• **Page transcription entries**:

========================================

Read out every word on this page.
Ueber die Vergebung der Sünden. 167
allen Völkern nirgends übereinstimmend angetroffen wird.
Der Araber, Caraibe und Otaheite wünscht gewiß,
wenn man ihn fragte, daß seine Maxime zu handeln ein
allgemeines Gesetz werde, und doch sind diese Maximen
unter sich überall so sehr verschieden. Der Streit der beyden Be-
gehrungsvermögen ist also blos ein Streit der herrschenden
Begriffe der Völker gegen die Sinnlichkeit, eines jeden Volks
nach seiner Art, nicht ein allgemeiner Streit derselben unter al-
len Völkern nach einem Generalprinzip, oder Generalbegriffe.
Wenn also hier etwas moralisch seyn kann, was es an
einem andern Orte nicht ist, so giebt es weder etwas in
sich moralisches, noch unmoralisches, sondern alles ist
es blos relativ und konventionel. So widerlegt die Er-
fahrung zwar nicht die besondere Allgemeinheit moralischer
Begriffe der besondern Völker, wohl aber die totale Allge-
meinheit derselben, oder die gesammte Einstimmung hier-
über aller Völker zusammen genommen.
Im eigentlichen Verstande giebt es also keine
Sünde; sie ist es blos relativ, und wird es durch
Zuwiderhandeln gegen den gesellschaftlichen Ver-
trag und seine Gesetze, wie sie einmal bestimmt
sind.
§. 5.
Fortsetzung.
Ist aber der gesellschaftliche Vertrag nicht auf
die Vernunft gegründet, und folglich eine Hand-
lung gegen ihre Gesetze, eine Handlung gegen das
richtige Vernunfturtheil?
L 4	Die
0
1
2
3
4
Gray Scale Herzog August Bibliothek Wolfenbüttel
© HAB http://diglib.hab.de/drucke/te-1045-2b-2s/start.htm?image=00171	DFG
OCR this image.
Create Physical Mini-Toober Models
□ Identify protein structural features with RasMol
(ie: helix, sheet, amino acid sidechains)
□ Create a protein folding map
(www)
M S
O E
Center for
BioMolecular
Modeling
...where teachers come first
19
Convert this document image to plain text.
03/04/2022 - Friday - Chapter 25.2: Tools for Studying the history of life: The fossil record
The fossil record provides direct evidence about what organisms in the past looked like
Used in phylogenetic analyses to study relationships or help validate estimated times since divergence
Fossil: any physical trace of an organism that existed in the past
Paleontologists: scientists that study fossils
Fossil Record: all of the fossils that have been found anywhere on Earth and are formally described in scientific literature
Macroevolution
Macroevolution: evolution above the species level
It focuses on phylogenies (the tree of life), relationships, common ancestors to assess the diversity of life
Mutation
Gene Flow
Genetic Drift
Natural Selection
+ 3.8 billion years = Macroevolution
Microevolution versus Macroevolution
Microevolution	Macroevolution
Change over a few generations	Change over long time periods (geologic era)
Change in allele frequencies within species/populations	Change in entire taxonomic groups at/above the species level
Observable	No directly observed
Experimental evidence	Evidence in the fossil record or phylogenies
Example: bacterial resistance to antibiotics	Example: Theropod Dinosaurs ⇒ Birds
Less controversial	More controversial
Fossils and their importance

========================================

• **Exercise requirements**: Copy every line above exactly.

• **Solution for this problem**:
Read out every word on this page.
Ueber die Vergebung der Sünden. 167
allen Völkern nirgends übereinstimmend angetroffen wird.
Der Araber, Caraibe und Otaheite wünscht gewiß,
wenn man ihn fragte, daß seine Maxime zu handeln ein
allgemeines Gesetz werde, und doch sind diese Maximen
unter sich überall so sehr verschieden. Der Streit der beyden Be-
gehrungsvermögen ist also blos ein Streit der herrschenden
Begriffe der Völker gegen die Sinnlichkeit, eines jeden Volks
nach seiner Art, nicht ein allgemeiner Streit derselben unter al-
len Völkern nach einem Generalprinzip, oder Generalbegriffe.
Wenn also hier etwas moralisch seyn kann, was es an
einem andern Orte nicht ist, so giebt es weder etwas in
sich moralisches, noch unmoralisches, sondern alles ist
es blos relativ und konventionel. So widerlegt die Er-
fahrung zwar nicht die besondere Allgemeinheit moralischer
Begriffe der besondern Völker, wohl aber die totale Allge-
meinheit derselben, oder die gesammte Einstimmung hier-
über aller Völker zusammen genommen.
Im eigentlichen Verstande giebt es also keine
Sünde; sie ist es blos relativ, und wird es durch
Zuwiderhandeln gegen den gesellschaftlichen Ver-
trag und seine Gesetze, wie sie einmal bestimmt
sind.
§. 5.
Fortsetzung.
Ist aber der gesellschaftliche Vertrag nicht auf
die Vernunft gegründet, und folglich eine Hand-
lung gegen ihre Gesetze, eine Handlung gegen das
richtige Vernunfturtheil?
L 4	Die
0
1
2
3
4
Gray Scale Herzog August Bibliothek Wolfenbüttel
© HAB http://diglib.hab.de/drucke/te-1045-2b-2s/start.htm?image=00171	DFG
OCR this image.
Create Physical Mini-Toober Models
□ Identify protein structural features with RasMol
(ie: helix, sheet, amino acid sidechains)
□ Create a protein folding map
(www)
M S
O E
Center for
BioMolecular
Modeling
...where teachers come first
19
Convert this document image to plain text.
03/04/2022 - Friday - Chapter 25.2: Tools for Studying the history of life: The fossil record
The fossil record provides direct evidence about what organisms in the past looked like
Used in phylogenetic analyses to study relationships or help validate estimated times since divergence
Fossil: any physical trace of an organism that existed in the past
Paleontologists: scientists that study fossils
Fossil Record: all of the fossils that have been found anywhere on Earth and are formally described in scientific literature
Macroevolution
Macroevolution: evolution above the species level
It focuses on phylogenies (the tree of life), relationships, common ancestors to assess the diversity of life
Mutation
Gene Flow
Genetic Drift
Natural Selection
+ 3.8 billion years = Macroevolution
Microevolution versus Macroevolution
Microevolution	Macroevolution
Change over a few generations	Change over long time periods (geologic era)
Change in allele frequencies within species/populations	Change in entire taxonomic groups at/above the species level
Observable	No directly observed
Experimental evidence	Evidence in the fossil record or phylogenies
Example: bacterial resistance to antibiotics	Example: Theropod Dinosaurs ⇒ Birds
Less controversial	More controversial
Fossils and their importance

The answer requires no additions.